Pull every line with the word "name" out of the entries below.

++++ RECORD EXTRACTS

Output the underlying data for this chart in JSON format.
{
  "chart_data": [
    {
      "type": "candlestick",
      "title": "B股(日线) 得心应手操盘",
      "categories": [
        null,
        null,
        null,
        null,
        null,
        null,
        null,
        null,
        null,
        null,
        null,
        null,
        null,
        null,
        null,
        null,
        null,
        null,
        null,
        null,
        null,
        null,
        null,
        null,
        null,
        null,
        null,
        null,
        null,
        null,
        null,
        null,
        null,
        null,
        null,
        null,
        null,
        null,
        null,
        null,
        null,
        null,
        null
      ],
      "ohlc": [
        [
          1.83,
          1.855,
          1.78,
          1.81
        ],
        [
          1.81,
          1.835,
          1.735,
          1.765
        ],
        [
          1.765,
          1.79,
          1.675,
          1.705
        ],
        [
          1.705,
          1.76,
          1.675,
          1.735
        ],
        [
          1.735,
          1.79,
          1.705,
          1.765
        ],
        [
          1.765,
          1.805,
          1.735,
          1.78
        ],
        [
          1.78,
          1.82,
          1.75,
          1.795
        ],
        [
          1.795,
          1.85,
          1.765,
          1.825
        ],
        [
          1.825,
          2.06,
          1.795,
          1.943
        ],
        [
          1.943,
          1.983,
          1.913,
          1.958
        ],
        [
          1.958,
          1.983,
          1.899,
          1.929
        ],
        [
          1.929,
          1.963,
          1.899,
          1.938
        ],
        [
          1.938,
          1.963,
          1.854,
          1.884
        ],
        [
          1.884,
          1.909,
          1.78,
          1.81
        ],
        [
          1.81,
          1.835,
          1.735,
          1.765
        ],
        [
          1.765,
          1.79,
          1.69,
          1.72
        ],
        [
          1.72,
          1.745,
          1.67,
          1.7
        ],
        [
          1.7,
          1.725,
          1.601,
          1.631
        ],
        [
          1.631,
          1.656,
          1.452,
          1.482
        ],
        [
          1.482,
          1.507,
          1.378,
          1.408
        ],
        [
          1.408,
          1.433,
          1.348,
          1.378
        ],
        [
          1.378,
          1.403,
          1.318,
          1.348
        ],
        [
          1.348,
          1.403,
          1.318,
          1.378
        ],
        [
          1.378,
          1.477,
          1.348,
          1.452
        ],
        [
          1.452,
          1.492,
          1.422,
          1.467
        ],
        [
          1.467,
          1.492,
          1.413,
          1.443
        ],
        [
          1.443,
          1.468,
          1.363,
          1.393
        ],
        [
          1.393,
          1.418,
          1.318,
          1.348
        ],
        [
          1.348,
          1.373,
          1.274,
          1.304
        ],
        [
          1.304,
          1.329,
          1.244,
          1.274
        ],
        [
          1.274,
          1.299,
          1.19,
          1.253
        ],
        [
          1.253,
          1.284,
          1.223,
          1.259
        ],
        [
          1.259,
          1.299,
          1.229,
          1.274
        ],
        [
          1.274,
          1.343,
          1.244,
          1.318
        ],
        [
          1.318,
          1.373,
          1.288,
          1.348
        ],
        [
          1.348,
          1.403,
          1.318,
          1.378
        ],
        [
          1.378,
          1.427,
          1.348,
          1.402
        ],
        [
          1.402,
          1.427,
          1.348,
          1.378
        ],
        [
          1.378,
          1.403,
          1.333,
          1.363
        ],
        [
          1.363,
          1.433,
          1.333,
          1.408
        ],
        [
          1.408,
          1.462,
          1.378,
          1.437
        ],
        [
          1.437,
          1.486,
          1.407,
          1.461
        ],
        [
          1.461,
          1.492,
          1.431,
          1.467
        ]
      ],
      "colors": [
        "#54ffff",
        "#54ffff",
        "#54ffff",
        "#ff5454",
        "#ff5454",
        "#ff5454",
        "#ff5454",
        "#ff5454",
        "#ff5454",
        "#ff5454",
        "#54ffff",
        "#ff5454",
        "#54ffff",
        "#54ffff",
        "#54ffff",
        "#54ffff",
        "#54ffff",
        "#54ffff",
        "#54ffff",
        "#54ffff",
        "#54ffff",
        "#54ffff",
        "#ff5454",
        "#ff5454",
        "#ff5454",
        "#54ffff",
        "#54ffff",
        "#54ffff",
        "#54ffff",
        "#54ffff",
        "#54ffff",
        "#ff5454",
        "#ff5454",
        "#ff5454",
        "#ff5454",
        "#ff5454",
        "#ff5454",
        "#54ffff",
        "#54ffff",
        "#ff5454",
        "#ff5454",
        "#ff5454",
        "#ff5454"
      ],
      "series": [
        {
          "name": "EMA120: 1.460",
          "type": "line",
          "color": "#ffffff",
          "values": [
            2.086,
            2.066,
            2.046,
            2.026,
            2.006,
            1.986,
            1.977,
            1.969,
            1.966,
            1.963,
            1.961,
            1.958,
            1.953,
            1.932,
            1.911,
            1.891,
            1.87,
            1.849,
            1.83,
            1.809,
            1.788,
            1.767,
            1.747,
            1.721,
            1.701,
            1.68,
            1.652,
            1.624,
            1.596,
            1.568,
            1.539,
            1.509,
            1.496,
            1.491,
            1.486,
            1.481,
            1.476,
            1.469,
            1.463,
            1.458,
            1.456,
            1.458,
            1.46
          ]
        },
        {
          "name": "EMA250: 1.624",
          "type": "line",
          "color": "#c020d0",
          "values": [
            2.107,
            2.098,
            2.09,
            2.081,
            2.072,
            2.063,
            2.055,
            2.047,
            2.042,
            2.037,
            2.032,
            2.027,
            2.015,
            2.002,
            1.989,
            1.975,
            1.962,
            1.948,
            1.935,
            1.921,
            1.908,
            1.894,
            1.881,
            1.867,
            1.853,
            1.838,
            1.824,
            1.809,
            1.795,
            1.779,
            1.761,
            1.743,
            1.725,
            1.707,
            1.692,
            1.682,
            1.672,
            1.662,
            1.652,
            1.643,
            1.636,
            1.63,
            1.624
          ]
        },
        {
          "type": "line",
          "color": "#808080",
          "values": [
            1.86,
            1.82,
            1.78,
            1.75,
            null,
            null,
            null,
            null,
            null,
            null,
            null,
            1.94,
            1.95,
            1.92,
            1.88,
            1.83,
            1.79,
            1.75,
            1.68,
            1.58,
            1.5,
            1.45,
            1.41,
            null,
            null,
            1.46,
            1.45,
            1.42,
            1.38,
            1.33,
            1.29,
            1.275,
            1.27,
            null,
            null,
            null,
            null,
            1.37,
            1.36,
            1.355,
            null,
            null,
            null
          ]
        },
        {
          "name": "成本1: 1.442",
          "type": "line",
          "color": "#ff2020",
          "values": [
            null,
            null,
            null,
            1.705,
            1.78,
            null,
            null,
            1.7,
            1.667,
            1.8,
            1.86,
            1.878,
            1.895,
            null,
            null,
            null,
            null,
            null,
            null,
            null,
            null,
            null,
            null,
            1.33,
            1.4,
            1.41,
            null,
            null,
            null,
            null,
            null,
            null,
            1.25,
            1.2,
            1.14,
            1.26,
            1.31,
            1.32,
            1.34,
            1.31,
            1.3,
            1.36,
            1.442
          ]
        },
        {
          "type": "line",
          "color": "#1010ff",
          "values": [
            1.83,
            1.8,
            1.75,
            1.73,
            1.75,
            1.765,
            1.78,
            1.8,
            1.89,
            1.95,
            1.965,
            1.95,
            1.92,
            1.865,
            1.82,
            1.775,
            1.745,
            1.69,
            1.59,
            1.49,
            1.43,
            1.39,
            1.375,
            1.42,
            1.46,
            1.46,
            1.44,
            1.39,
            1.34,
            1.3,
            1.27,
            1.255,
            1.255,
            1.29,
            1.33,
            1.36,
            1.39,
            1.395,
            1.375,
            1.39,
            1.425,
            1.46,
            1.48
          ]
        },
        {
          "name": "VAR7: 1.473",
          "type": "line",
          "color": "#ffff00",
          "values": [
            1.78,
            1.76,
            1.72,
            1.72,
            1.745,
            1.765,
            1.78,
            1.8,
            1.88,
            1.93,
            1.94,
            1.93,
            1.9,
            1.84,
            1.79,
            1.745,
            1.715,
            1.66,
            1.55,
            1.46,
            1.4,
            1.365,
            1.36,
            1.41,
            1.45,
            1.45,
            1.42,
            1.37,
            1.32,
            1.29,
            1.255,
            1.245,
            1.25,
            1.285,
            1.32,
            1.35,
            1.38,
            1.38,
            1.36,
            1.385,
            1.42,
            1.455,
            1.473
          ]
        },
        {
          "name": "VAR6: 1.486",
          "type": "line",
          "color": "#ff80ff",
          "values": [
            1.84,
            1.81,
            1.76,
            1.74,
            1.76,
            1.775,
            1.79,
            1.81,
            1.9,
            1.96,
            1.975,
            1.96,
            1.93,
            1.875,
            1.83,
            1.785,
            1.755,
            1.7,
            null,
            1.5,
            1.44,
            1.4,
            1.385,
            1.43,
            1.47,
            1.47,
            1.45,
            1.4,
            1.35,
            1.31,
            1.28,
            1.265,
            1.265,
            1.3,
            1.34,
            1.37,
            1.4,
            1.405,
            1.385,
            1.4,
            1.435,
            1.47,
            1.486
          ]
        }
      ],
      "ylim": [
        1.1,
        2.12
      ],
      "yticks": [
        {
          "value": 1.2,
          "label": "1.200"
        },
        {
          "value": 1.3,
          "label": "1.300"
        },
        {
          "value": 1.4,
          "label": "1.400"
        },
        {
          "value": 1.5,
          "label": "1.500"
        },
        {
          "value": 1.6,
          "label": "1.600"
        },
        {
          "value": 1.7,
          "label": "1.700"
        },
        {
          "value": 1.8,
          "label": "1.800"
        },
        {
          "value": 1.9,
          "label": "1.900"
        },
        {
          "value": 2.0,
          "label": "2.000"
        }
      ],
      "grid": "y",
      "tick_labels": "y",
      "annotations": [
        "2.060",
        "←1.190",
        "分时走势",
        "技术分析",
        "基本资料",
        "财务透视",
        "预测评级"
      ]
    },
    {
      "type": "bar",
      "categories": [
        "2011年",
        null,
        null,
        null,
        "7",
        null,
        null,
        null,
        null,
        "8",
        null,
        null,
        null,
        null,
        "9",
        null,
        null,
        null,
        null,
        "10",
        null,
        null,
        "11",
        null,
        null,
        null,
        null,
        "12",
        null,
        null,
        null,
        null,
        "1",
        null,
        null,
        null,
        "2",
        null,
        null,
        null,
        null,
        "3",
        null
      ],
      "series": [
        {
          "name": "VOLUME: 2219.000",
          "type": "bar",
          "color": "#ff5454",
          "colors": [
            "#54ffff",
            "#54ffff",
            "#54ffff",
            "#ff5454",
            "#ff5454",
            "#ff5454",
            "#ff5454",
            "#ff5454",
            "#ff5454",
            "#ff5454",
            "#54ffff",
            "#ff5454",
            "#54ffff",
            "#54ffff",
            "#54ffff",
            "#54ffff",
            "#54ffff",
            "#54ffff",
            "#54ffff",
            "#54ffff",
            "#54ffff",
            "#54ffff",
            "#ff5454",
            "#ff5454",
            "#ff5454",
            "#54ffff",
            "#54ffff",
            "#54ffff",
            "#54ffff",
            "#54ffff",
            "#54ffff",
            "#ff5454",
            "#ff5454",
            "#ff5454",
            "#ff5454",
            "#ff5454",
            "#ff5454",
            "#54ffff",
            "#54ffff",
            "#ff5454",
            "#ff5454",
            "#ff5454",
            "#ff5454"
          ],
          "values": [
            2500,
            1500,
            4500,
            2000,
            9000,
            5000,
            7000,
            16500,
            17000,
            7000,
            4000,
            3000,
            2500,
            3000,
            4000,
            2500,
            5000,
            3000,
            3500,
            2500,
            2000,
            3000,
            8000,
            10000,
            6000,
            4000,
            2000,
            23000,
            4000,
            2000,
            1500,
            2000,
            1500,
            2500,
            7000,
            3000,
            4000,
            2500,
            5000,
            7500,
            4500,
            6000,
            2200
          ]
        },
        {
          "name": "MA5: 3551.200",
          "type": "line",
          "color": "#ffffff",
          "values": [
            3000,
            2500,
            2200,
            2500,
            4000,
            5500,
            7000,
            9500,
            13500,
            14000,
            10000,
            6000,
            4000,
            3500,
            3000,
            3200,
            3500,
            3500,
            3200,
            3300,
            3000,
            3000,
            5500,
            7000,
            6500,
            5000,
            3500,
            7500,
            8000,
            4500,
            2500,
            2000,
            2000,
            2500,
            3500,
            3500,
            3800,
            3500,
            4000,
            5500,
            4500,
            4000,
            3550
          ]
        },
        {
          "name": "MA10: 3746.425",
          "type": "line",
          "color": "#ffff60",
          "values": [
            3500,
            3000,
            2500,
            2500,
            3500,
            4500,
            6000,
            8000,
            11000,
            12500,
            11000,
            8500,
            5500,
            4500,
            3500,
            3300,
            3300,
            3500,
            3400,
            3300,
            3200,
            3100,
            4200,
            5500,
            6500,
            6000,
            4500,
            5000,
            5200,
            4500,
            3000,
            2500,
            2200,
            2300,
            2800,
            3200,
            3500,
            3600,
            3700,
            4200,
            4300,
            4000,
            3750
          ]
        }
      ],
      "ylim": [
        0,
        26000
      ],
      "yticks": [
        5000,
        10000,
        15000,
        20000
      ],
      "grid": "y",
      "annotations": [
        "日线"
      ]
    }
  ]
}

++++++++

**ANSWER TO THIS EXERCISE**
          "name": "EMA120: 1.460",
          "name": "EMA250: 1.624",
          "name": "成本1: 1.442",
          "name": "VAR7: 1.473",
          "name": "VAR6: 1.486",
          "name": "VOLUME: 2219.000",
          "name": "MA5: 3551.200",
          "name": "MA10: 3746.425",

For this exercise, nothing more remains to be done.